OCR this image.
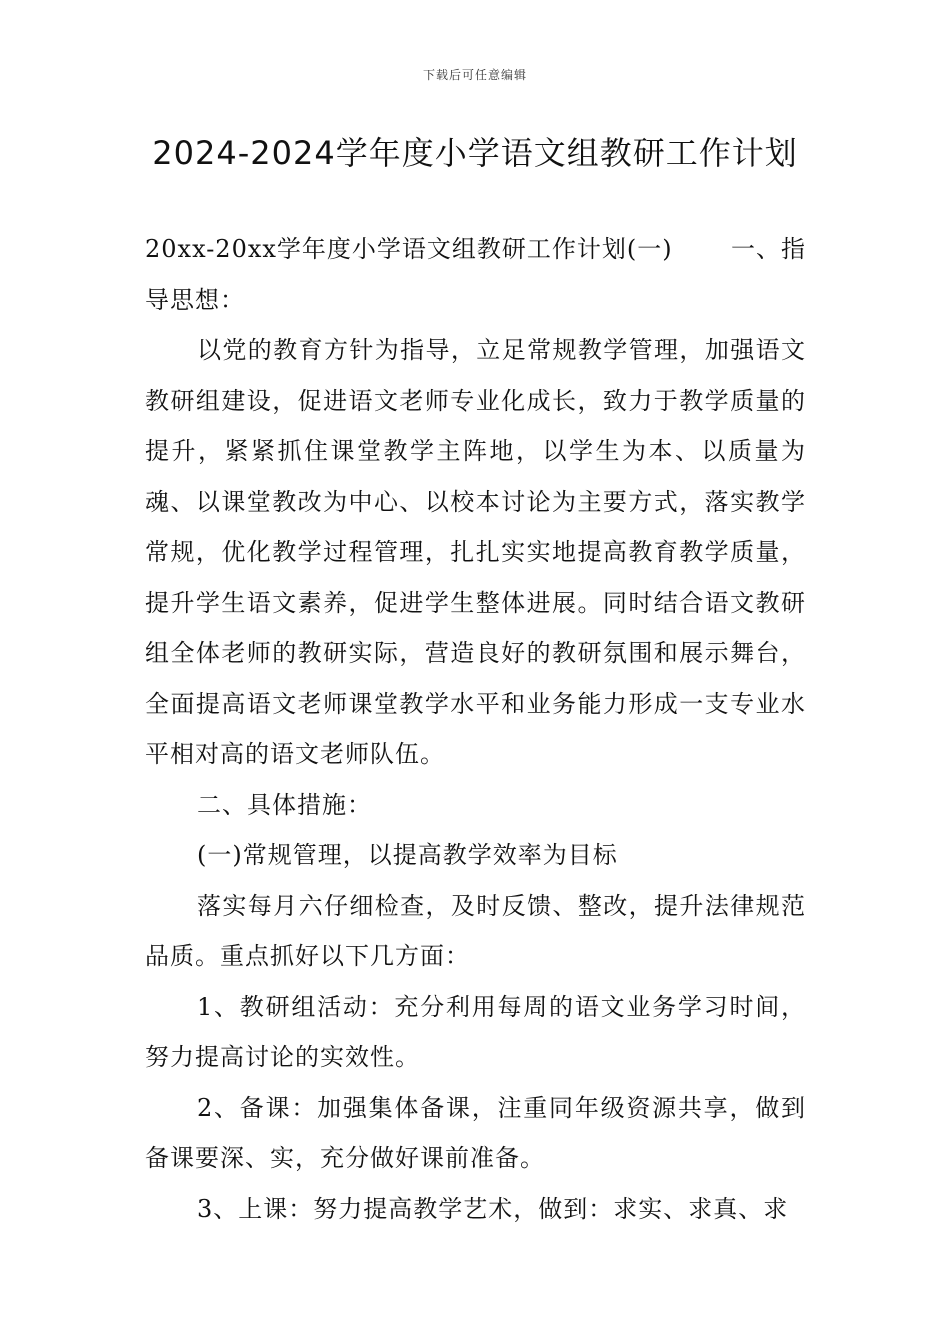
下载后可任意编辑
2024-2024学年度小学语文组教研工作计划
20xx-20xx学年度小学语文组教研工作计划(一) 一、指

导思想：

以党的教育方针为指导，立足常规教学管理，加强语文教研组建设，促进语文老师专业化成长，致力于教学质量的提升，紧紧抓住课堂教学主阵地，以学生为本、以质量为魂、以课堂教改为中心、以校本讨论为主要方式，落实教学常规，优化教学过程管理，扎扎实实地提高教育教学质量，提升学生语文素养，促进学生整体进展。同时结合语文教研组全体老师的教研实际，营造良好的教研氛围和展示舞台，全面提高语文老师课堂教学水平和业务能力形成一支专业水平相对高的语文老师队伍。

二、具体措施：

(一)常规管理，以提高教学效率为目标

落实每月六仔细检查，及时反馈、整改，提升法律规范品质。重点抓好以下几方面：

1、教研组活动：充分利用每周的语文业务学习时间，努力提高讨论的实效性。

2、备课：加强集体备课，注重同年级资源共享，做到备课要深、实，充分做好课前准备。

3、上课：努力提高教学艺术，做到：求实、求真、求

== Objective ==
Quote every entry exactly, with the pictures omitted.

== Result of the task ==
OCR this image.
下载后可任意编辑
2024-2024学年度小学语文组教研工作计划
20xx-20xx学年度小学语文组教研工作计划(一) 一、指

导思想：

以党的教育方针为指导，立足常规教学管理，加强语文教研组建设，促进语文老师专业化成长，致力于教学质量的提升，紧紧抓住课堂教学主阵地，以学生为本、以质量为魂、以课堂教改为中心、以校本讨论为主要方式，落实教学常规，优化教学过程管理，扎扎实实地提高教育教学质量，提升学生语文素养，促进学生整体进展。同时结合语文教研组全体老师的教研实际，营造良好的教研氛围和展示舞台，全面提高语文老师课堂教学水平和业务能力形成一支专业水平相对高的语文老师队伍。

二、具体措施：

(一)常规管理，以提高教学效率为目标

落实每月六仔细检查，及时反馈、整改，提升法律规范品质。重点抓好以下几方面：

1、教研组活动：充分利用每周的语文业务学习时间，努力提高讨论的实效性。

2、备课：加强集体备课，注重同年级资源共享，做到备课要深、实，充分做好课前准备。

3、上课：努力提高教学艺术，做到：求实、求真、求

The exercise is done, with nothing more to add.